● Set task:
Copy the records word for word, from the first line down to and including the line with "Text: 60: 60 <box>707 113 711 116</box>".

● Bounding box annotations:
* start *

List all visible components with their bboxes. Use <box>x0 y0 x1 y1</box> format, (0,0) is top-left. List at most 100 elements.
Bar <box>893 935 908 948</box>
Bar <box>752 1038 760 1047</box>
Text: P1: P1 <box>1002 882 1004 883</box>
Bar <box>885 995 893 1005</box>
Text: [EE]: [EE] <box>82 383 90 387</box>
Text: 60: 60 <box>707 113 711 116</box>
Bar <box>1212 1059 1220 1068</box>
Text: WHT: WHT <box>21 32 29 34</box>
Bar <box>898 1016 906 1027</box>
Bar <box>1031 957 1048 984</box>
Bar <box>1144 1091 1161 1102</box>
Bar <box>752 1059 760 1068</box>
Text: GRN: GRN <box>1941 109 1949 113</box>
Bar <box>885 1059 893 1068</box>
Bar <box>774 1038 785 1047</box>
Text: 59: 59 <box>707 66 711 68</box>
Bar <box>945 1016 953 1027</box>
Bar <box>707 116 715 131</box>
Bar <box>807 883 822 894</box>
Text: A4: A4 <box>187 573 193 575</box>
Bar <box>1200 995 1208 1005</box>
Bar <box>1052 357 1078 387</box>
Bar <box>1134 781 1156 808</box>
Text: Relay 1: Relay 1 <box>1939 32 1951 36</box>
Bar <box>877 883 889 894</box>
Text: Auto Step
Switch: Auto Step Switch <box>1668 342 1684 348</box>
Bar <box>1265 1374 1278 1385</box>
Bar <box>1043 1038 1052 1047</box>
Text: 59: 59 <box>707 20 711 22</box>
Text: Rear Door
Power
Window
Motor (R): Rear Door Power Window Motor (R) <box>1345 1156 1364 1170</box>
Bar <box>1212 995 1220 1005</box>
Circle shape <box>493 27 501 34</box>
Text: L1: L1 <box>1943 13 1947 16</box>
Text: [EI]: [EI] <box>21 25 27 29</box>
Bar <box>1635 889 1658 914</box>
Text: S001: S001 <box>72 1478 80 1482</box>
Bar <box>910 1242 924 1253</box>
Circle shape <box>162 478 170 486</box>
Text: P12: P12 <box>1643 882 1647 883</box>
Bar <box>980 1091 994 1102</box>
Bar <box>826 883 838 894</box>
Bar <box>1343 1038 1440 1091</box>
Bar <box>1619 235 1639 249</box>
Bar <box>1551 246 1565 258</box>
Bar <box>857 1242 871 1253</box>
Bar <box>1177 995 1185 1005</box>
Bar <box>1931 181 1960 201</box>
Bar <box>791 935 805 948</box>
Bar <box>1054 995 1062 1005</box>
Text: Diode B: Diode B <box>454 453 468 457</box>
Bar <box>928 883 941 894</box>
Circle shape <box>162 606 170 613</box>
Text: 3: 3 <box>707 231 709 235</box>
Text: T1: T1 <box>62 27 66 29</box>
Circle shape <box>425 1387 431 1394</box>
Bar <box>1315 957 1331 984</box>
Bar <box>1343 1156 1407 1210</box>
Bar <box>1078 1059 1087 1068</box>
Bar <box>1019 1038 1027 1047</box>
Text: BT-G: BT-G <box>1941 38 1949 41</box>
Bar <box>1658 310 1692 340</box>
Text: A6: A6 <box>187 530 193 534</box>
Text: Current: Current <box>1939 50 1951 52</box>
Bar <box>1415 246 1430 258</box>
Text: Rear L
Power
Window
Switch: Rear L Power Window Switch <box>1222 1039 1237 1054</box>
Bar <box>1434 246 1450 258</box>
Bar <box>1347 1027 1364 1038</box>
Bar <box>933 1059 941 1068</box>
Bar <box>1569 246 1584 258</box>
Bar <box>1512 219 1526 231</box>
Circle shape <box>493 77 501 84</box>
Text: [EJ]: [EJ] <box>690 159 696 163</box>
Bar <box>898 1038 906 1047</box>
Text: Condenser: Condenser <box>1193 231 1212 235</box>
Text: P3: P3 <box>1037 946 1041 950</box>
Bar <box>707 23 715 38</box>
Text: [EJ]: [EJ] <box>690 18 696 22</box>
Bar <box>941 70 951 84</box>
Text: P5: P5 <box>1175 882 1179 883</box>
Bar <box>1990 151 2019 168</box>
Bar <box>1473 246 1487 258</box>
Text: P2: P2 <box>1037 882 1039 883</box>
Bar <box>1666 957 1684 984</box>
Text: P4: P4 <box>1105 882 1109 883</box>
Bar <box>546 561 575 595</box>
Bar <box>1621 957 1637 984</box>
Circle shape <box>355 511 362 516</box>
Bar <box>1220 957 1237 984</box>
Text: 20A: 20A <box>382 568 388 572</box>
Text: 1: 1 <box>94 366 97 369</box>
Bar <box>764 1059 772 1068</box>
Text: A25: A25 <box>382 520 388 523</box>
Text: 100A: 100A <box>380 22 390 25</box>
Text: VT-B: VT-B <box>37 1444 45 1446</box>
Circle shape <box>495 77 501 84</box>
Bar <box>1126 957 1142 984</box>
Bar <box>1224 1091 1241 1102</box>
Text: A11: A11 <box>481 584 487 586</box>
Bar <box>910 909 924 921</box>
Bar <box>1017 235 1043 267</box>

* end *

● Solution to this problem:
List all visible components with their bboxes. Use <box>x0 y0 x1 y1</box> format, (0,0) is top-left. List at most 100 elements.
Bar <box>893 935 908 948</box>
Bar <box>752 1038 760 1047</box>
Text: P1: P1 <box>1002 882 1004 883</box>
Bar <box>885 995 893 1005</box>
Text: [EE]: [EE] <box>82 383 90 387</box>
Text: 60: 60 <box>707 113 711 116</box>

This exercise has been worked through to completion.